Go through the entries below and collect each line with the string "rate" in it.
%%
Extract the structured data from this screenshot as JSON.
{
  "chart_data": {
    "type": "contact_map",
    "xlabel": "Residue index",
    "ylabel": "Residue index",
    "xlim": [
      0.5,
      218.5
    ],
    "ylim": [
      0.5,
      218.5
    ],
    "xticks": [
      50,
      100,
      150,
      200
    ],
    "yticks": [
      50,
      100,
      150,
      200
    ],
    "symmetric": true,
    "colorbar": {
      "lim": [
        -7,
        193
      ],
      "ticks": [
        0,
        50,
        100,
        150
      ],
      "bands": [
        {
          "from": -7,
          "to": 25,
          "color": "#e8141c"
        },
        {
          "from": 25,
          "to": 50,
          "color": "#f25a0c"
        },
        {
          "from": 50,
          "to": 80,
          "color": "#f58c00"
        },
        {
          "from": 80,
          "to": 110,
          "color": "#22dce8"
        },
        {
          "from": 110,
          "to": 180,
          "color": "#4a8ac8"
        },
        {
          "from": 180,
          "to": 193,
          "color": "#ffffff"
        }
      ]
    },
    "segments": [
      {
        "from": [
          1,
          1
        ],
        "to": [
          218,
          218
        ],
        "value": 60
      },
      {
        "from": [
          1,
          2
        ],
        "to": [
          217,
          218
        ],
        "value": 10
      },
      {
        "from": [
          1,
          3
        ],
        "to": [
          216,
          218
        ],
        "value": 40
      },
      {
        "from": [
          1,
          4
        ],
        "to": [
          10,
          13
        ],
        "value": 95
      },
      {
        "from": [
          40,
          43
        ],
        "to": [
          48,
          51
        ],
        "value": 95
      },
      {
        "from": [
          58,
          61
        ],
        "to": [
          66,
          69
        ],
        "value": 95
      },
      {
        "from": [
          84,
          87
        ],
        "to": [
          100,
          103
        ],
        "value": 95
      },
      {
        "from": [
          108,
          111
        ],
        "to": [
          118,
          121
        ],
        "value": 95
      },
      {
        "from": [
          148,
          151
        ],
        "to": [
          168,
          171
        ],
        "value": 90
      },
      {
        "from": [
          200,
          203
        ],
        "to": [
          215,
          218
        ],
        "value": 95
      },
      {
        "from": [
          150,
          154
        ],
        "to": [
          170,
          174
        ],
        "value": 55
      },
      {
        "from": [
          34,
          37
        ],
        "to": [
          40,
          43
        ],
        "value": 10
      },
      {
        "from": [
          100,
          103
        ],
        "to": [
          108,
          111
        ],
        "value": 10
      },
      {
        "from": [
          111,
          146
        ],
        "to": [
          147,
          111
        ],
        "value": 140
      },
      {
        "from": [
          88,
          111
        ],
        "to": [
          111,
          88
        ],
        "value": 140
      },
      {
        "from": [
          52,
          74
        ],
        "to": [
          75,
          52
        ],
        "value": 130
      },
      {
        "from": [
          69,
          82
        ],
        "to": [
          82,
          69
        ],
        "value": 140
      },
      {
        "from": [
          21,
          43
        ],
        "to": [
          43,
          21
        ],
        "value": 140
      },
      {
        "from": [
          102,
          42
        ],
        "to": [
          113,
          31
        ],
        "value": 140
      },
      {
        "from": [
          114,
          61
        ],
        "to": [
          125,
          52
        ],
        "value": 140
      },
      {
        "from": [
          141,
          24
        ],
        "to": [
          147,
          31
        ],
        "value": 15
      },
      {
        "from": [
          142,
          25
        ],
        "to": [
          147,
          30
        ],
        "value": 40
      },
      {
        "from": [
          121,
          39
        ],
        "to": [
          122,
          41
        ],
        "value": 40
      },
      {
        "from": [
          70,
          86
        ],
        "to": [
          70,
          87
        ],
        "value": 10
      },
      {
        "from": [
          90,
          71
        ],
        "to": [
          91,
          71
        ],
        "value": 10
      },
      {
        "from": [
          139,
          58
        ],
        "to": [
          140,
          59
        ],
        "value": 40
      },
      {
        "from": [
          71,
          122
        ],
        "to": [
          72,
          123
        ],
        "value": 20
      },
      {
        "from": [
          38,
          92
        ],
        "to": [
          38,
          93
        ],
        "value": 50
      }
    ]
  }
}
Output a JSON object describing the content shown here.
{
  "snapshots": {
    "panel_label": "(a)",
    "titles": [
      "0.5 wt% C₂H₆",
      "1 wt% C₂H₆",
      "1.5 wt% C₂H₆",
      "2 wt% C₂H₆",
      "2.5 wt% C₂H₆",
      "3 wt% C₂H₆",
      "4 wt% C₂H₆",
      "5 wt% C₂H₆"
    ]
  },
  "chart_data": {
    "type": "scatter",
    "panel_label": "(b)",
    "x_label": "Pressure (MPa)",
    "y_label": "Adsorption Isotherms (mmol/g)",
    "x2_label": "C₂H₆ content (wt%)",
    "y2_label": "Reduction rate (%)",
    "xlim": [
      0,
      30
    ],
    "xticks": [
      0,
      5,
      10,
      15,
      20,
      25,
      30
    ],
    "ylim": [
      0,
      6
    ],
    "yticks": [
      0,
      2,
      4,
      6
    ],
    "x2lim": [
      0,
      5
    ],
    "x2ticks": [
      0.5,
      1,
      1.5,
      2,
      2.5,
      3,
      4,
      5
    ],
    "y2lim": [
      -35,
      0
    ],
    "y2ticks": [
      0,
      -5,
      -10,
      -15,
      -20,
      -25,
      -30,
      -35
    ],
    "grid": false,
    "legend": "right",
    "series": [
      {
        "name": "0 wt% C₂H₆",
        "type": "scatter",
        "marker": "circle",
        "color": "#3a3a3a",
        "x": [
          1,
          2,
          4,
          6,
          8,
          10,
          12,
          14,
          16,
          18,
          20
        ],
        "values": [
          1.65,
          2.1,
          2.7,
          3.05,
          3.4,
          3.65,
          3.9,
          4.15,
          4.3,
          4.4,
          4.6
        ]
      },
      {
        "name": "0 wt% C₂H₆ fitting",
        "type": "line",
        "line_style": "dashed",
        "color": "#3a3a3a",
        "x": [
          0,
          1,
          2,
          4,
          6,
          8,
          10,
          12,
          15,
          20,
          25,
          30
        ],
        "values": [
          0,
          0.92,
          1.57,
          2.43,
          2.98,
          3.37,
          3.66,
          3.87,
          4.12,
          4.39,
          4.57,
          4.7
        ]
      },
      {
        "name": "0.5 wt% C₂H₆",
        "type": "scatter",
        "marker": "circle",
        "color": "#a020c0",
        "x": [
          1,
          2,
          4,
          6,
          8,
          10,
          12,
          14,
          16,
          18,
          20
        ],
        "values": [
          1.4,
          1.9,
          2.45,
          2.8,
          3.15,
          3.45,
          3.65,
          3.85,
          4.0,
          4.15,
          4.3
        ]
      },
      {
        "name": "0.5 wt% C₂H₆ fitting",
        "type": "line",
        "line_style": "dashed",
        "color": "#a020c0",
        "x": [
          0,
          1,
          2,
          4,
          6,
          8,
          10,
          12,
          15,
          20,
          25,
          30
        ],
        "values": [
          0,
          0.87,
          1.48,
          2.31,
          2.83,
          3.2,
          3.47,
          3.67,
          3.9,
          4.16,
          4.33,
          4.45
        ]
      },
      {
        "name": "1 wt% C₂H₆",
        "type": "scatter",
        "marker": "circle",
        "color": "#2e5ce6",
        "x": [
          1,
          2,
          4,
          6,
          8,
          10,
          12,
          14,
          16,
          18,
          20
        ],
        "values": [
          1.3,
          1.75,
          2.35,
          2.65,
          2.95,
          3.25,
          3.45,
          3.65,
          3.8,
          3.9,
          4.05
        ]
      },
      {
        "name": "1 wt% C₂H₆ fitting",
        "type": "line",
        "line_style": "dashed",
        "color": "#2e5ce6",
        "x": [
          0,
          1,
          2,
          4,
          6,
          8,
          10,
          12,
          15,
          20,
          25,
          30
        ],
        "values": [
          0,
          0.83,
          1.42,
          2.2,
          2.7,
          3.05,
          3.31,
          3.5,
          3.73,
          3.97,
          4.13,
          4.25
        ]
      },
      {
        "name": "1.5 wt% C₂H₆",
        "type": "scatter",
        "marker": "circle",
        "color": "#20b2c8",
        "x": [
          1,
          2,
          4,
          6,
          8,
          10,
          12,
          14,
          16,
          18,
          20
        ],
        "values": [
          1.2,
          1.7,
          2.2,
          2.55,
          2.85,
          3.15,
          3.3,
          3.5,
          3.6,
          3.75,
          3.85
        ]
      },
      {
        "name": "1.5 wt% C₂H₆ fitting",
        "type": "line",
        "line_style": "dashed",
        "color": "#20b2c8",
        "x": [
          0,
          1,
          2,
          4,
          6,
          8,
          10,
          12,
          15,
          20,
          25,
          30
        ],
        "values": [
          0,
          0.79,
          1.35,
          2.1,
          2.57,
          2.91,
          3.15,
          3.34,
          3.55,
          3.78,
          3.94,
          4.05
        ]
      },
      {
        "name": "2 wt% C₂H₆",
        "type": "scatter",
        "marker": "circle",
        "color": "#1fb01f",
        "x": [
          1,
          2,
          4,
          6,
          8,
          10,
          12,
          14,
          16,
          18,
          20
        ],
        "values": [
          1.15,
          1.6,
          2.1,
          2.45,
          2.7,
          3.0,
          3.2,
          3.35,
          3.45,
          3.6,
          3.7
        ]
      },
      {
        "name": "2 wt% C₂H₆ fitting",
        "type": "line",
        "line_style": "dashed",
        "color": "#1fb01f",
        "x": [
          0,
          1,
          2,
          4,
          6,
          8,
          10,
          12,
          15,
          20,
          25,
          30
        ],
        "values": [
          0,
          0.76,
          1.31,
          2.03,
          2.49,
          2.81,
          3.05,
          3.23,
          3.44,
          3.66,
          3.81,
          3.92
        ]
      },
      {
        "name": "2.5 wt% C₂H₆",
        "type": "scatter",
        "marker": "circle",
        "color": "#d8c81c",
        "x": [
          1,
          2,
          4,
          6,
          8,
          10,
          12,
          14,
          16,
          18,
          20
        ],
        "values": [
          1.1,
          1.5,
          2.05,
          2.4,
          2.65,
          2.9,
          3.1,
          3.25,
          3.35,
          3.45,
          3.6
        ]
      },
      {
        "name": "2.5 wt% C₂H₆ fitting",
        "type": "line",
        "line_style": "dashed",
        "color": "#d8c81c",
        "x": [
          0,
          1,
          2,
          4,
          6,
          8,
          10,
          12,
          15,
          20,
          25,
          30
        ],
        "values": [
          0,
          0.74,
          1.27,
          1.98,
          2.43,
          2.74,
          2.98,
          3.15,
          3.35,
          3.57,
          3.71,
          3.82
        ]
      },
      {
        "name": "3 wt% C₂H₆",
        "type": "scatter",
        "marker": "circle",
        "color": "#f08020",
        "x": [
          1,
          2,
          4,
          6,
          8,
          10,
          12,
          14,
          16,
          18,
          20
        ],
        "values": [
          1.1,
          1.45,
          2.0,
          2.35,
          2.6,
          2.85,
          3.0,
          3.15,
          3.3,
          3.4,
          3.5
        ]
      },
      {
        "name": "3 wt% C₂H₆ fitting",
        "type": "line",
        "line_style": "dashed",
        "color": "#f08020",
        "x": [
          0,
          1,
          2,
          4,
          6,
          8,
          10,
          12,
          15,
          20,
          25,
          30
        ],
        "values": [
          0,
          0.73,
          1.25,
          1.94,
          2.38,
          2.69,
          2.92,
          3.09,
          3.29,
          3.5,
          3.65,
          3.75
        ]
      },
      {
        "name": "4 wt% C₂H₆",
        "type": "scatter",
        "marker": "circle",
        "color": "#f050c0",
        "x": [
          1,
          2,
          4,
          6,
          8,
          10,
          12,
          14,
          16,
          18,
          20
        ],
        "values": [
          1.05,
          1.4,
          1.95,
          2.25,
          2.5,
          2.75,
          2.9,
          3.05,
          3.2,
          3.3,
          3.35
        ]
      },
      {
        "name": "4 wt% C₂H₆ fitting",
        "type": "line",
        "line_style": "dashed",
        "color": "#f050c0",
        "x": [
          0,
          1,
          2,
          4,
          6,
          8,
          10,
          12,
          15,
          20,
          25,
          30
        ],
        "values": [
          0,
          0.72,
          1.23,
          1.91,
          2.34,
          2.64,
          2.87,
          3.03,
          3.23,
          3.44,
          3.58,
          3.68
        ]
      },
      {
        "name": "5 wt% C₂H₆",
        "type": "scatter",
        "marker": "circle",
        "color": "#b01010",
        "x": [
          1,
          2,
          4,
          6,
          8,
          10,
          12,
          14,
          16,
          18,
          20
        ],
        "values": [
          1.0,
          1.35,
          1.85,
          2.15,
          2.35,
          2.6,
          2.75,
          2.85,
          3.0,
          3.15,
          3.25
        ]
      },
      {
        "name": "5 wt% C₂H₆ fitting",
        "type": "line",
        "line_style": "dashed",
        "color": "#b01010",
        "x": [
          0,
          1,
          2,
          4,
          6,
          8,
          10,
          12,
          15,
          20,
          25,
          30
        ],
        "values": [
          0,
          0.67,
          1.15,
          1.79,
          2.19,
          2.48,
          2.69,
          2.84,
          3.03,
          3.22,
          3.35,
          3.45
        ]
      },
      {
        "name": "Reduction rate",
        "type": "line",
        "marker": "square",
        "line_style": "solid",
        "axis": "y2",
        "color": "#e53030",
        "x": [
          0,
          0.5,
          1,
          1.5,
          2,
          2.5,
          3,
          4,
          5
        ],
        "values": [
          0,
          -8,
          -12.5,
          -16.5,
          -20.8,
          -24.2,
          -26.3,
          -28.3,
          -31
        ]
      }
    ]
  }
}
%%
Written answer.
    "y2_label": "Reduction rate (%)",
        "name": "Reduction rate",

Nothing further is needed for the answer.